Locate all lines with the word "battery" and copy them out.

━━━━━━━━━━━━━━━━━━━━

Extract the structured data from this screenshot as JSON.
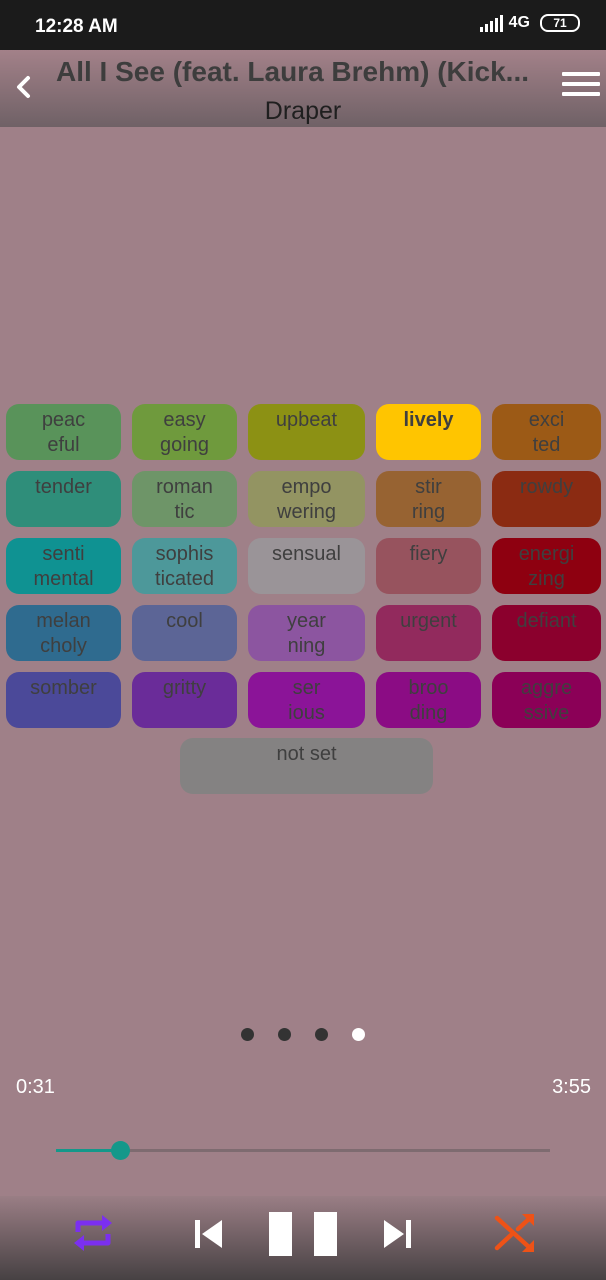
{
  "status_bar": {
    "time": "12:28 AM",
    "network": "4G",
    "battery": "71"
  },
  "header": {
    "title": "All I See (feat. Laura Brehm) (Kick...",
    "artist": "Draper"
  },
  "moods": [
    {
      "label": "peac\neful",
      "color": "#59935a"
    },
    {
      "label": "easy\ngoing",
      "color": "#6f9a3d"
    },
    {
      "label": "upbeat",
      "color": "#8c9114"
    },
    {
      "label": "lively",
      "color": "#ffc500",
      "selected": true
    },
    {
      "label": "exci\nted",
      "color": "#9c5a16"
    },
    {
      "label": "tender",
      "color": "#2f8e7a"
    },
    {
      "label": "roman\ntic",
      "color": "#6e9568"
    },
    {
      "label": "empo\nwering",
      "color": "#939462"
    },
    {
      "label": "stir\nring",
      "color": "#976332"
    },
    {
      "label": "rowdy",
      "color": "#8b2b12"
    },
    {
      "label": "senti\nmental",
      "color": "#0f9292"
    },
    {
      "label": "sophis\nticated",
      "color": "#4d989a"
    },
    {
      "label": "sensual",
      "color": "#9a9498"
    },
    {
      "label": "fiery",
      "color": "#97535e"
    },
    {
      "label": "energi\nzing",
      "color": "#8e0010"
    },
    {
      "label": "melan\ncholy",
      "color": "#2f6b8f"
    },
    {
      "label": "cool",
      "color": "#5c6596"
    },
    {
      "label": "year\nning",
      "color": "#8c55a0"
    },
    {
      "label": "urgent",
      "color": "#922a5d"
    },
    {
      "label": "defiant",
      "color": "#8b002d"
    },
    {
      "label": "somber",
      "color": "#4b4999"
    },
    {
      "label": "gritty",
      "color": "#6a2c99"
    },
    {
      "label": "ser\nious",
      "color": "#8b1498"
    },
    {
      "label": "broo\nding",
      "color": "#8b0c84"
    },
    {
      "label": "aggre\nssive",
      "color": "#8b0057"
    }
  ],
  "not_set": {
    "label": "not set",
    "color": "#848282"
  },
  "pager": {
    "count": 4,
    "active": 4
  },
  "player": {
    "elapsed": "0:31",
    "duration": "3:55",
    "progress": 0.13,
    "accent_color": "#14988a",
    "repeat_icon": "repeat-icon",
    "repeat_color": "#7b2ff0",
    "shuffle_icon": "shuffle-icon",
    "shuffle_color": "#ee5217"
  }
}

━━━━━━━━━━━━━━━━━━━━

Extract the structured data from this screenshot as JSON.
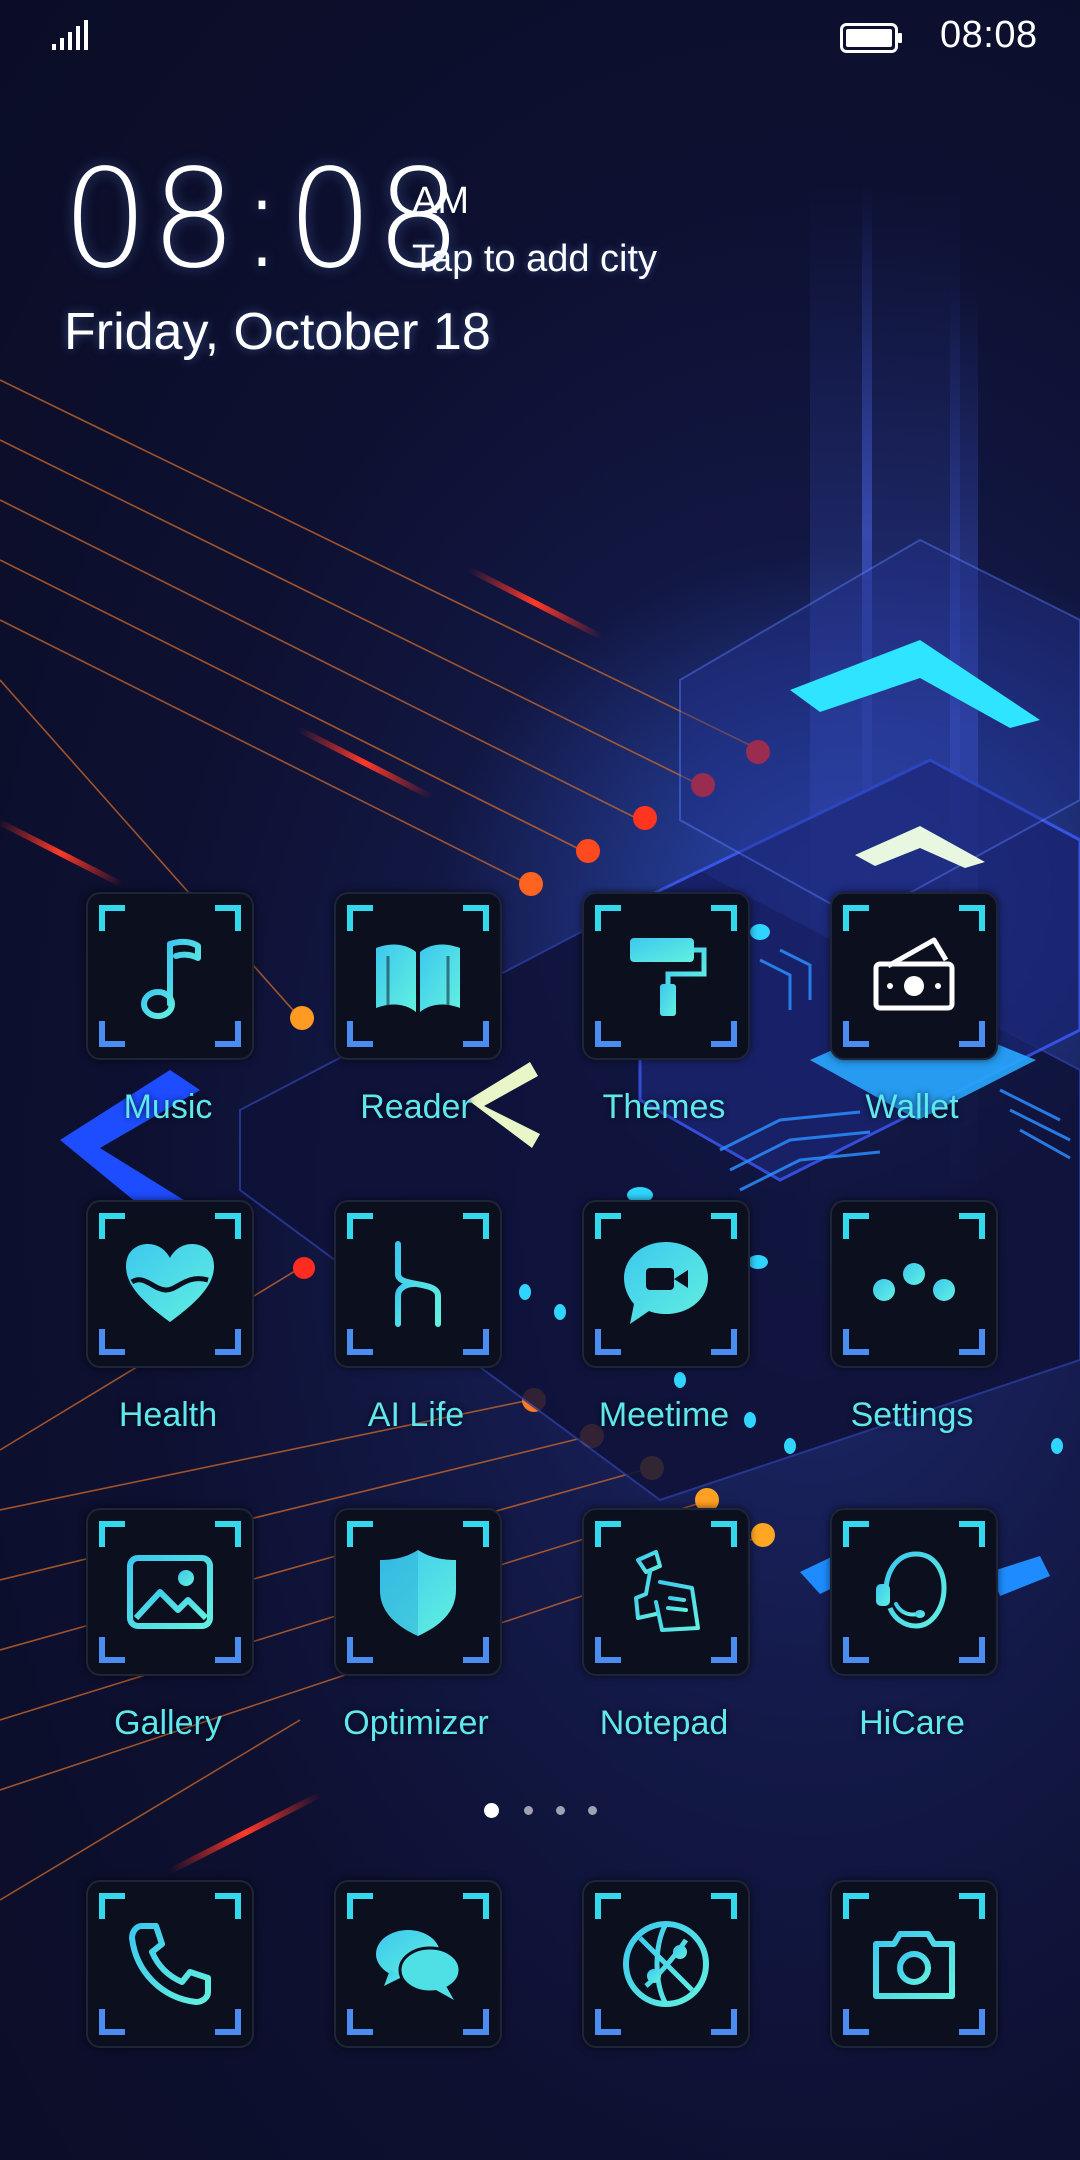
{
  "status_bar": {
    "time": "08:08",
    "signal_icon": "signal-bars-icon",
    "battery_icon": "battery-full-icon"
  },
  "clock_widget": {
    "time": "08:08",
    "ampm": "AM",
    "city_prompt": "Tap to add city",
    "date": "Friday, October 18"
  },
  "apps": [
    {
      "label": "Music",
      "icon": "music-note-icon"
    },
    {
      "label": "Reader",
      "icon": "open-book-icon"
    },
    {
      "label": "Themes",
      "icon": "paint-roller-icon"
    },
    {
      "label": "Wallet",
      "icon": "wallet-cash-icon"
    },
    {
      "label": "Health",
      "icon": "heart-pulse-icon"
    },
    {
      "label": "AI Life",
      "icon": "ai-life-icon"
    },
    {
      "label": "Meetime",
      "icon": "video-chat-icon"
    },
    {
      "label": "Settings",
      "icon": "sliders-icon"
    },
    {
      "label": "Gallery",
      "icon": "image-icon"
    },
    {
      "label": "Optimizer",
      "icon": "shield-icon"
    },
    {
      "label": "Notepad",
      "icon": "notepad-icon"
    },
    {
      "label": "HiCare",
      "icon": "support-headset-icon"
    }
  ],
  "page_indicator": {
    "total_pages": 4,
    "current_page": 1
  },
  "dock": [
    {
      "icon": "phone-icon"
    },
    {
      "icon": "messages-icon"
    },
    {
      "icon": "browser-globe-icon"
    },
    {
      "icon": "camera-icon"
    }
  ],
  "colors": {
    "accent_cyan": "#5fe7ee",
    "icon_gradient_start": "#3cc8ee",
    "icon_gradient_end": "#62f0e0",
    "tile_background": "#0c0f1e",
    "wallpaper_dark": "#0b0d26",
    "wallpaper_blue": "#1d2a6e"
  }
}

━━━━━━━━━━━━━━━━━━━━

§ **COMPLETED EXERCISE**:
    "battery": "71"
    "battery_icon": "battery-full-icon"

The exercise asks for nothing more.